* Problem to work on *
Your answer should be a single number: the count of lines that include "caption".

-- start of Supplied data --

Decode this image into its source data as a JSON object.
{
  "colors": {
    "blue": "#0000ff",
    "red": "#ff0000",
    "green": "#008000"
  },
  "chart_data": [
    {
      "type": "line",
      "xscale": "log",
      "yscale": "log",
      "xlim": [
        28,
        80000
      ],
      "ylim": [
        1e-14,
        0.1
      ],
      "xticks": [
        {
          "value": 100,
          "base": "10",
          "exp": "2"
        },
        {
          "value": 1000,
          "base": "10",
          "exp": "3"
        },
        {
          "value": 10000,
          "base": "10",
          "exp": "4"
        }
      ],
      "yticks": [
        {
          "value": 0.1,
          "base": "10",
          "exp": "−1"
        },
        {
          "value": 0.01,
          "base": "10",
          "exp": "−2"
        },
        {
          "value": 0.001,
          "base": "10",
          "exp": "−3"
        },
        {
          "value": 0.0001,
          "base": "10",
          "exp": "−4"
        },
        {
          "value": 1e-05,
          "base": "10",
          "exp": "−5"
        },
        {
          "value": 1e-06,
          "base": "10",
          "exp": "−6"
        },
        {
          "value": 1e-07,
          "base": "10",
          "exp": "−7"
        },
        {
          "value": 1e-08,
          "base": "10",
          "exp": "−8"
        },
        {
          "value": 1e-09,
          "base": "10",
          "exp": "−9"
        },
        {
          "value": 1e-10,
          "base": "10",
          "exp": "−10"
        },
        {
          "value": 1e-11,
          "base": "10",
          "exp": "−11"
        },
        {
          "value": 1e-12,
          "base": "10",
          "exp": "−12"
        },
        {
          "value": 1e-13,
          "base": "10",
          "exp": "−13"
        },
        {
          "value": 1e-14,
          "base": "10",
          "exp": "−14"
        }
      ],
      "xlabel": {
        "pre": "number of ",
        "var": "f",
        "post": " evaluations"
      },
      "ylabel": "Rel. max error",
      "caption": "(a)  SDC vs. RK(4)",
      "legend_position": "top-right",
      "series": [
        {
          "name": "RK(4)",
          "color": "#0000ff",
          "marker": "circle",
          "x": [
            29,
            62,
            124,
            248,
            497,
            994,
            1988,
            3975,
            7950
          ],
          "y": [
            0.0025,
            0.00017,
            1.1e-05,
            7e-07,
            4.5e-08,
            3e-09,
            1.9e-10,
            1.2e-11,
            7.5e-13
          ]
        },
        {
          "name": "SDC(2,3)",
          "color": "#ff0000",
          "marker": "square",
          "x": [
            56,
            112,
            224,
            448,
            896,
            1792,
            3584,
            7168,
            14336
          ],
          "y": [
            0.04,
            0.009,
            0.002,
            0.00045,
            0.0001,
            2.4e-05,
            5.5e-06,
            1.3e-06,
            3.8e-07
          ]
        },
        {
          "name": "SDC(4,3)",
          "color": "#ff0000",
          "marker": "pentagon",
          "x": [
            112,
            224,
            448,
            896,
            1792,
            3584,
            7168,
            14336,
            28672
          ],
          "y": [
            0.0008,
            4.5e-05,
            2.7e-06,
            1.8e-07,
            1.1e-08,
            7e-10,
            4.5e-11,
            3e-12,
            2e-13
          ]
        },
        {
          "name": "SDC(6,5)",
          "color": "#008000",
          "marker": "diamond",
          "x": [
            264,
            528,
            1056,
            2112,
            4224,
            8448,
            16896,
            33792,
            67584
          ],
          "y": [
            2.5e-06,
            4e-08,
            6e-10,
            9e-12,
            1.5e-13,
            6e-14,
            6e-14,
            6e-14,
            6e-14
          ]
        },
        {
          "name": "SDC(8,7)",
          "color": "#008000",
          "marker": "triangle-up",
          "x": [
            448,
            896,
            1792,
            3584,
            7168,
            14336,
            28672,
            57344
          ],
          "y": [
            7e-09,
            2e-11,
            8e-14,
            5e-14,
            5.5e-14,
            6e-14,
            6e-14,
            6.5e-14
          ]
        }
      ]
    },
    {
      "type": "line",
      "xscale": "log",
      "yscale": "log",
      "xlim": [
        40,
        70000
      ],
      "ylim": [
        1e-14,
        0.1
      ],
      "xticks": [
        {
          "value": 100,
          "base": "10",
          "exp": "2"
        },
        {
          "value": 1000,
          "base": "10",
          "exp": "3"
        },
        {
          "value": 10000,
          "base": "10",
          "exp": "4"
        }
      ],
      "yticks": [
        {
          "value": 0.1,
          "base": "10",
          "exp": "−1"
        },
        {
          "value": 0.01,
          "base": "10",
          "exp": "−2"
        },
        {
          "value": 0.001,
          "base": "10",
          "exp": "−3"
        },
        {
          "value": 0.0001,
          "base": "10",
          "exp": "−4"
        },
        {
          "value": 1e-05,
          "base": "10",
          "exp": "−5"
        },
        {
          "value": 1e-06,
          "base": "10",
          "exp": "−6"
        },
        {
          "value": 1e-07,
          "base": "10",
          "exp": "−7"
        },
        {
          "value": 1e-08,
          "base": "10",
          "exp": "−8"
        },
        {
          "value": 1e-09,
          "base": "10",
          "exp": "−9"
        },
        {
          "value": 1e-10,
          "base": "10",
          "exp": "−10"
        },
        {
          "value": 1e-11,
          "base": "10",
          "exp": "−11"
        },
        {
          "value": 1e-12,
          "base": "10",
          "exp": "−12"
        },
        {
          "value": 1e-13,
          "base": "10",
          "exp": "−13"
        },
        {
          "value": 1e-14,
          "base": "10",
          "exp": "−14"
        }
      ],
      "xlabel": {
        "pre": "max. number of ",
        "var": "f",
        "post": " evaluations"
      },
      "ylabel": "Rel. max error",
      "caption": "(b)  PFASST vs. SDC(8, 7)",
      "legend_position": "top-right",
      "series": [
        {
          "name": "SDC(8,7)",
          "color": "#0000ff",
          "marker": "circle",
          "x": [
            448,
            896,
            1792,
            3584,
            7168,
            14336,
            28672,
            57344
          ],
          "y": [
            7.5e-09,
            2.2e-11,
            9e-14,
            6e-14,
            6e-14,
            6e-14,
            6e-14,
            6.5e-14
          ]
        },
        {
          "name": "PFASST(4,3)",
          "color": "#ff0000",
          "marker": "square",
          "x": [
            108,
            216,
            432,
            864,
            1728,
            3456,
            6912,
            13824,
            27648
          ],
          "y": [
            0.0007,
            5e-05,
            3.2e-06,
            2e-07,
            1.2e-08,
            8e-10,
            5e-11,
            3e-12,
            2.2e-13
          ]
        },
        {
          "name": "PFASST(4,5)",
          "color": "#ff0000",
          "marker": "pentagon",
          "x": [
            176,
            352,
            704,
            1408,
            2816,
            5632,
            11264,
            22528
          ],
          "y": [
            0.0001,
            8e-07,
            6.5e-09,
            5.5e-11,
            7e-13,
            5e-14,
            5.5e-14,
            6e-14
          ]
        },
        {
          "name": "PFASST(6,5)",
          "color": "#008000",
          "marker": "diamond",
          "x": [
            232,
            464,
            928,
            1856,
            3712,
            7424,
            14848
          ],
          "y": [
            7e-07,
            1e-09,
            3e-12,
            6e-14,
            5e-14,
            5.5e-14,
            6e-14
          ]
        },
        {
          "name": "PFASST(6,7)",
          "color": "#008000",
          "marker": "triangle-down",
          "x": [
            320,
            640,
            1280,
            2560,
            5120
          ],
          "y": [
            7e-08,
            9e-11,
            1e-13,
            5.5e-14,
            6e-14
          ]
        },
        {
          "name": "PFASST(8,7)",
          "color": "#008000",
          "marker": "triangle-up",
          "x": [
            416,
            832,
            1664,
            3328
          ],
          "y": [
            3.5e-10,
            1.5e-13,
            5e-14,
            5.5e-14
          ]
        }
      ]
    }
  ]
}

-- end of Supplied data --

* Solution below *
2